→ YOUR GOAL: Write out the full set of records below exactly.

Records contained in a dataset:
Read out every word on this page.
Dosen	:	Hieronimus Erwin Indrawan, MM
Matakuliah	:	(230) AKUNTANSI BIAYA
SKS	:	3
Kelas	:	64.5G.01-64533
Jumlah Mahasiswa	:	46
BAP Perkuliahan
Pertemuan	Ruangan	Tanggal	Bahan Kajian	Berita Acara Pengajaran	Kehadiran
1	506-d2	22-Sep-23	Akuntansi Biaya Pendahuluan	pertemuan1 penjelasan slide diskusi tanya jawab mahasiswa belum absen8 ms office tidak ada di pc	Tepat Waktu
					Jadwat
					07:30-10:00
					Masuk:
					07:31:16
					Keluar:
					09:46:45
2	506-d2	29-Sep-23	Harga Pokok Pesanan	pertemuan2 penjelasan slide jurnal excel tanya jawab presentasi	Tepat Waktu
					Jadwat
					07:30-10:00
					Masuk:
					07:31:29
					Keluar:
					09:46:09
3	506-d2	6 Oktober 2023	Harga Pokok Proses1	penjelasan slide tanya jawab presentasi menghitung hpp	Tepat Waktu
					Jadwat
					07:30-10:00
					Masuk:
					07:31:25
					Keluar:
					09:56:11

→ SOLUTION TO THIS TASK:
Read out every word on this page.
Dosen	:	Hieronimus Erwin Indrawan, MM
Matakuliah	:	(230) AKUNTANSI BIAYA
SKS	:	3
Kelas	:	64.5G.01-64533
Jumlah Mahasiswa	:	46
BAP Perkuliahan
Pertemuan	Ruangan	Tanggal	Bahan Kajian	Berita Acara Pengajaran	Kehadiran
1	506-d2	22-Sep-23	Akuntansi Biaya Pendahuluan	pertemuan1 penjelasan slide diskusi tanya jawab mahasiswa belum absen8 ms office tidak ada di pc	Tepat Waktu
					Jadwat
					07:30-10:00
					Masuk:
					07:31:16
					Keluar:
					09:46:45
2	506-d2	29-Sep-23	Harga Pokok Pesanan	pertemuan2 penjelasan slide jurnal excel tanya jawab presentasi	Tepat Waktu
					Jadwat
					07:30-10:00
					Masuk:
					07:31:29
					Keluar:
					09:46:09
3	506-d2	6 Oktober 2023	Harga Pokok Proses1	penjelasan slide tanya jawab presentasi menghitung hpp	Tepat Waktu
					Jadwat
					07:30-10:00
					Masuk:
					07:31:25
					Keluar:
					09:56:11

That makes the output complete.